- Stated problem
All of the entries must be reproduced exactly, with no images carried over.

- Data excerpts
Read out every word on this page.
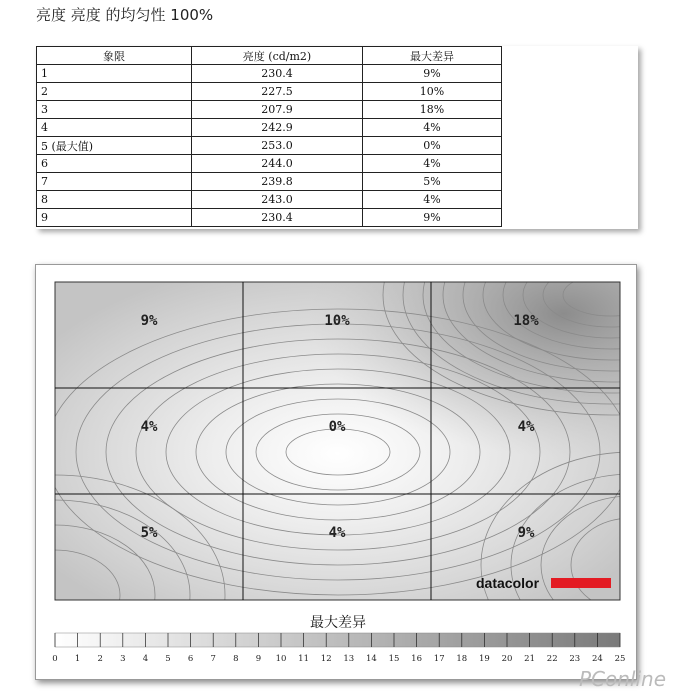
亮度 亮度 的均匀性 100%
象限	亮度 (cd/m2)	最大差异
1	230.4	9%
2	227.5	10%
3	207.9	18%
4	242.9	4%
5 (最大值)	253.0	0%
6	244.0	4%
7	239.8	5%
8	243.0	4%
9	230.4	9%
9%	10%	18%
4%	0%	4%
5%	4%	9%
datacolor
最大差异
0 1 2 3 4 5 6 7 8 9 10 11 12 13 14 15 16 17 18 19 20 21 22 23 24 25
PConline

- Exercise result
Read out every word on this page.
亮度 亮度 的均匀性 100%
象限	亮度 (cd/m2)	最大差异
1	230.4	9%
2	227.5	10%
3	207.9	18%
4	242.9	4%
5 (最大值)	253.0	0%
6	244.0	4%
7	239.8	5%
8	243.0	4%
9	230.4	9%
9%	10%	18%
4%	0%	4%
5%	4%	9%
datacolor
最大差异
0 1 2 3 4 5 6 7 8 9 10 11 12 13 14 15 16 17 18 19 20 21 22 23 24 25
PConline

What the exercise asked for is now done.